INSTRUCTION
What follows is a listing. Return every line of it exactly.

━━━━━━

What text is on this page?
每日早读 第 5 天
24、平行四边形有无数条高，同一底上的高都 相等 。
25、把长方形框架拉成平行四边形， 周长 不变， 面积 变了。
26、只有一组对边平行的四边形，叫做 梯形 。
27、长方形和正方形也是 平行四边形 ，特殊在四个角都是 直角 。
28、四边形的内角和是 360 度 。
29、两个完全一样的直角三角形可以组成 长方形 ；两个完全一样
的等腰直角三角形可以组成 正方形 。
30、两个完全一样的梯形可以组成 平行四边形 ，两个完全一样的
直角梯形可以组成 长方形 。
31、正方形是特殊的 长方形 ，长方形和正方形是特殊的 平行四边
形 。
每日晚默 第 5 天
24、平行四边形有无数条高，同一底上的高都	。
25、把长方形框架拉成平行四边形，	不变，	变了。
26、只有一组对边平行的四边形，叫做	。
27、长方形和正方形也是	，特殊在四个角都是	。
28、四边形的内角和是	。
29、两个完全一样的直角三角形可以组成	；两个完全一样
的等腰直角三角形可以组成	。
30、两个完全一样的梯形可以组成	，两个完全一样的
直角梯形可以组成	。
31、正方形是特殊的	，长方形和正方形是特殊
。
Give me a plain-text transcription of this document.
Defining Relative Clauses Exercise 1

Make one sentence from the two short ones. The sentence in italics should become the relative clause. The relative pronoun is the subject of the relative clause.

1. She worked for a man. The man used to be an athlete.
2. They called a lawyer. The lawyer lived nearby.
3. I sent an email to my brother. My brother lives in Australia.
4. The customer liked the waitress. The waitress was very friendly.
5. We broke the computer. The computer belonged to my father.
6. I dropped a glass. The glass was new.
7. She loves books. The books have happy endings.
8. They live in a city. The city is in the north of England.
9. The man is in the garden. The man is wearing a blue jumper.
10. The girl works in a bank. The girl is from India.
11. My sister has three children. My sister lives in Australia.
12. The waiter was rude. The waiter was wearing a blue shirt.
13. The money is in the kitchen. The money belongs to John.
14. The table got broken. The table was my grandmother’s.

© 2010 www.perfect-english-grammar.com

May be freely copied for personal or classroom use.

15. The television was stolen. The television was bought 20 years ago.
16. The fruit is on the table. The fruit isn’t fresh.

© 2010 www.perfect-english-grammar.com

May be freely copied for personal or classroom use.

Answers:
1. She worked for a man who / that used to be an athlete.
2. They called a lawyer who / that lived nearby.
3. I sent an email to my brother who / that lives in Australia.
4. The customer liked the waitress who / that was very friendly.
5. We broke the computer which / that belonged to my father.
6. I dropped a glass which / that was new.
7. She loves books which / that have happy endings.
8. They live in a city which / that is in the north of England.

━━━━━━

CORRECT ANSWER
What text is on this page?
每日早读 第 5 天
24、平行四边形有无数条高，同一底上的高都 相等 。
25、把长方形框架拉成平行四边形， 周长 不变， 面积 变了。
26、只有一组对边平行的四边形，叫做 梯形 。
27、长方形和正方形也是 平行四边形 ，特殊在四个角都是 直角 。
28、四边形的内角和是 360 度 。
29、两个完全一样的直角三角形可以组成 长方形 ；两个完全一样
的等腰直角三角形可以组成 正方形 。
30、两个完全一样的梯形可以组成 平行四边形 ，两个完全一样的
直角梯形可以组成 长方形 。
31、正方形是特殊的 长方形 ，长方形和正方形是特殊的 平行四边
形 。
每日晚默 第 5 天
24、平行四边形有无数条高，同一底上的高都	。
25、把长方形框架拉成平行四边形，	不变，	变了。
26、只有一组对边平行的四边形，叫做	。
27、长方形和正方形也是	，特殊在四个角都是	。
28、四边形的内角和是	。
29、两个完全一样的直角三角形可以组成	；两个完全一样
的等腰直角三角形可以组成	。
30、两个完全一样的梯形可以组成	，两个完全一样的
直角梯形可以组成	。
31、正方形是特殊的	，长方形和正方形是特殊
。
Give me a plain-text transcription of this document.
Defining Relative Clauses Exercise 1

Make one sentence from the two short ones. The sentence in italics should become the relative clause. The relative pronoun is the subject of the relative clause.

1. She worked for a man. The man used to be an athlete.
2. They called a lawyer. The lawyer lived nearby.
3. I sent an email to my brother. My brother lives in Australia.
4. The customer liked the waitress. The waitress was very friendly.
5. We broke the computer. The computer belonged to my father.
6. I dropped a glass. The glass was new.
7. She loves books. The books have happy endings.
8. They live in a city. The city is in the north of England.
9. The man is in the garden. The man is wearing a blue jumper.
10. The girl works in a bank. The girl is from India.
11. My sister has three children. My sister lives in Australia.
12. The waiter was rude. The waiter was wearing a blue shirt.
13. The money is in the kitchen. The money belongs to John.
14. The table got broken. The table was my grandmother’s.

© 2010 www.perfect-english-grammar.com

May be freely copied for personal or classroom use.

15. The television was stolen. The television was bought 20 years ago.
16. The fruit is on the table. The fruit isn’t fresh.

© 2010 www.perfect-english-grammar.com

May be freely copied for personal or classroom use.

Answers:
1. She worked for a man who / that used to be an athlete.
2. They called a lawyer who / that lived nearby.
3. I sent an email to my brother who / that lives in Australia.
4. The customer liked the waitress who / that was very friendly.
5. We broke the computer which / that belonged to my father.
6. I dropped a glass which / that was new.
7. She loves books which / that have happy endings.
8. They live in a city which / that is in the north of England.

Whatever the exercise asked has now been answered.